**Exercise task**
Pull out all lines from the listing below in which the word "быть" appears.

**Data excerpts**
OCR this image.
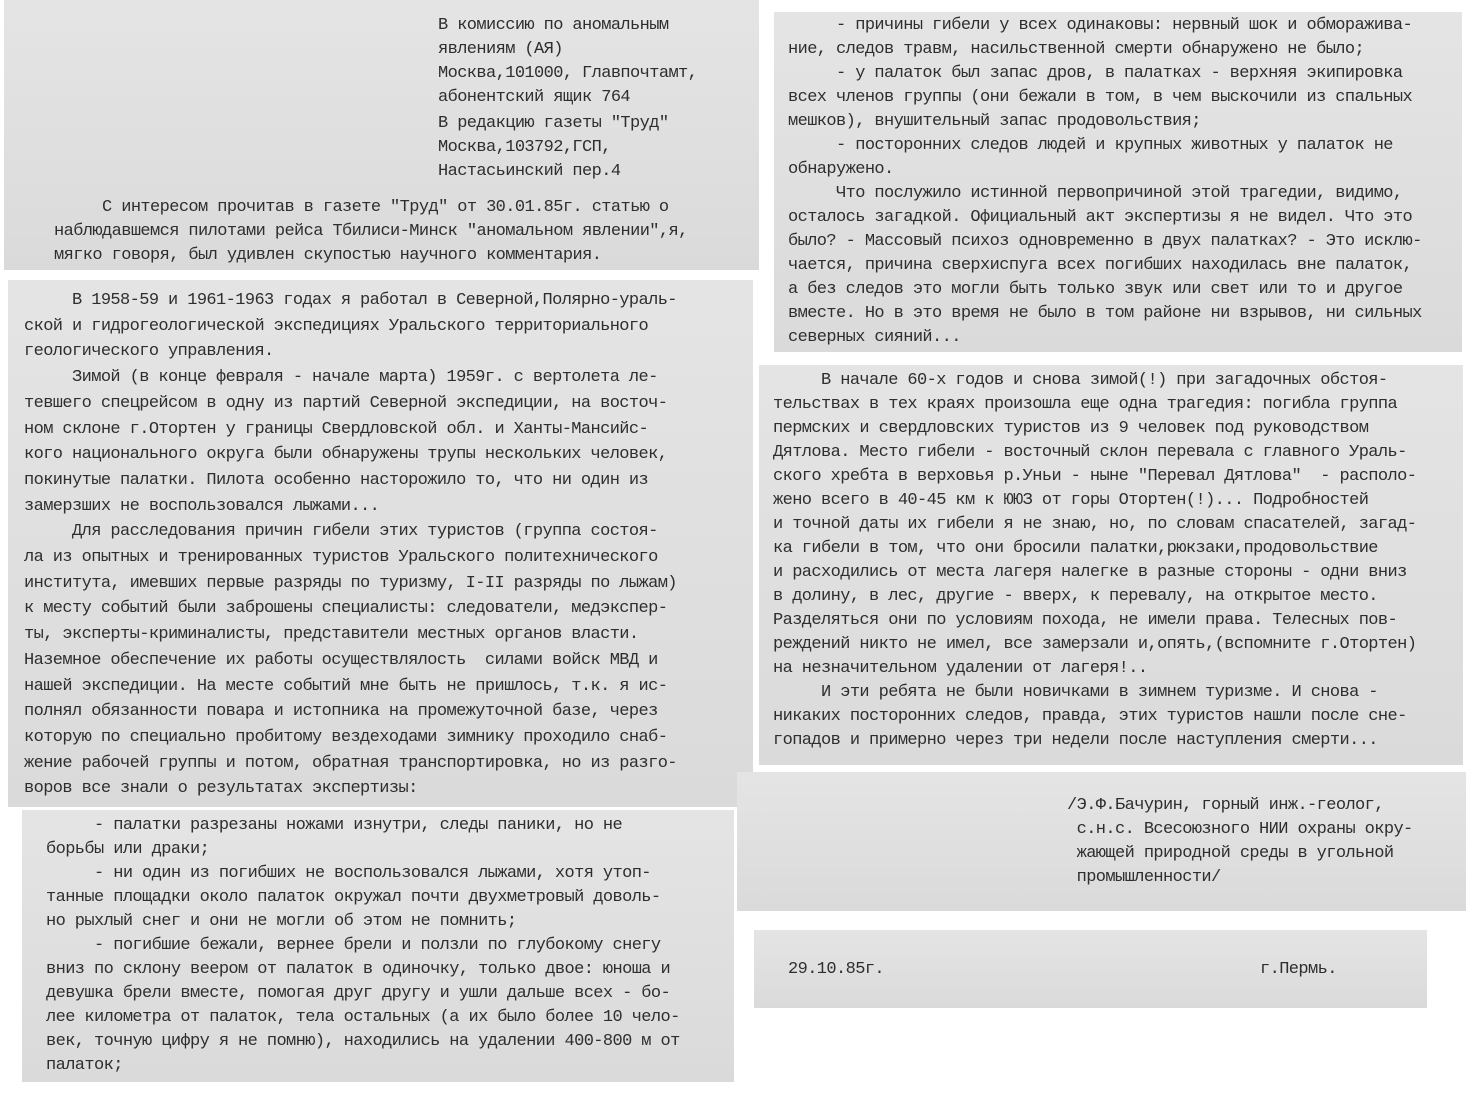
В комиссию по аномальным

явлениям (АЯ)

Москва,101000, Главпочтамт,

абонентский ящик 764

В редакцию газеты "Труд"

Москва,103792,ГСП,

Настасьинский пер.4

С интересом прочитав в газете "Труд" от 30.01.85г. статью о

наблюдавшемся пилотами рейса Тбилиси-Минск "аномальном явлении",я,

мягко говоря, был удивлен скупостью научного комментария.

В 1958-59 и 1961-1963 годах я работал в Северной,Полярно-ураль-

ской и гидрогеологической экспедициях Уральского территориального

геологического управления.

Зимой (в конце февраля - начале марта) 1959г. с вертолета ле-

тевшего спецрейсом в одну из партий Северной экспедиции, на восточ-

ном склоне г.Отортен у границы Свердловской обл. и Ханты-Мансийс-

кого национального округа были обнаружены трупы нескольких человек,

покинутые палатки. Пилота особенно насторожило то, что ни один из

замерзших не воспользовался лыжами...

Для расследования причин гибели этих туристов (группа состоя-

ла из опытных и тренированных туристов Уральского политехнического

института, имевших первые разряды по туризму, I-II разряды по лыжам)

к месту событий были заброшены специалисты: следователи, медэкспер-

ты, эксперты-криминалисты, представители местных органов власти.

Наземное обеспечение их работы осуществлялость  силами войск МВД и

нашей экспедиции. На месте событий мне быть не пришлось, т.к. я ис-

полнял обязанности повара и истопника на промежуточной базе, через

которую по специально пробитому вездеходами зимнику проходило снаб-

жение рабочей группы и потом, обратная транспортировка, но из разго-

воров все знали о результатах экспертизы:

- палатки разрезаны ножами изнутри, следы паники, но не

борьбы или драки;

- ни один из погибших не воспользовался лыжами, хотя утоп-

танные площадки около палаток окружал почти двухметровый доволь-

но рыхлый снег и они не могли об этом не помнить;

- погибшие бежали, вернее брели и ползли по глубокому снегу

вниз по склону веером от палаток в одиночку, только двое: юноша и

девушка брели вместе, помогая друг другу и ушли дальше всех - бо-

лее километра от палаток, тела остальных (а их было более 10 чело-

век, точную цифру я не помню), находились на удалении 400-800 м от

палаток;

- причины гибели у всех одинаковы: нервный шок и обморажива-

ние, следов травм, насильственной смерти обнаружено не было;

- у палаток был запас дров, в палатках - верхняя экипировка

всех членов группы (они бежали в том, в чем выскочили из спальных

мешков), внушительный запас продовольствия;

- посторонних следов людей и крупных животных у палаток не

обнаружено.

Что послужило истинной первопричиной этой трагедии, видимо,

осталось загадкой. Официальный акт экспертизы я не видел. Что это

было? - Массовый психоз одновременно в двух палатках? - Это исклю-

чается, причина сверхиспуга всех погибших находилась вне палаток,

а без следов это могли быть только звук или свет или то и другое

вместе. Но в это время не было в том районе ни взрывов, ни сильных

северных сияний...

В начале 60-х годов и снова зимой(!) при загадочных обстоя-

тельствах в тех краях произошла еще одна трагедия: погибла группа

пермских и свердловских туристов из 9 человек под руководством

Дятлова. Место гибели - восточный склон перевала с главного Ураль-

ского хребта в верховья р.Уньи - ныне "Перевал Дятлова"  - располо-

жено всего в 40-45 км к ЮЮЗ от горы Отортен(!)... Подробностей

и точной даты их гибели я не знаю, но, по словам спасателей, загад-

ка гибели в том, что они бросили палатки,рюкзаки,продовольствие

и расходились от места лагеря налегке в разные стороны - одни вниз

в долину, в лес, другие - вверх, к перевалу, на открытое место.

Разделяться они по условиям похода, не имели права. Телесных пов-

реждений никто не имел, все замерзали и,опять,(вспомните г.Отортен)

на незначительном удалении от лагеря!..

И эти ребята не были новичками в зимнем туризме. И снова -

никаких посторонних следов, правда, этих туристов нашли после сне-

гопадов и примерно через три недели после наступления смерти...

/Э.Ф.Бачурин, горный инж.-геолог,

с.н.с. Всесоюзного НИИ охраны окру-

жающей природной среды в угольной

промышленности/

29.10.85г.	г.Пермь.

**Solution for this task**
нашей экспедиции. На месте событий мне быть не пришлось, т.к. я ис-
а без следов это могли быть только звук или свет или то и другое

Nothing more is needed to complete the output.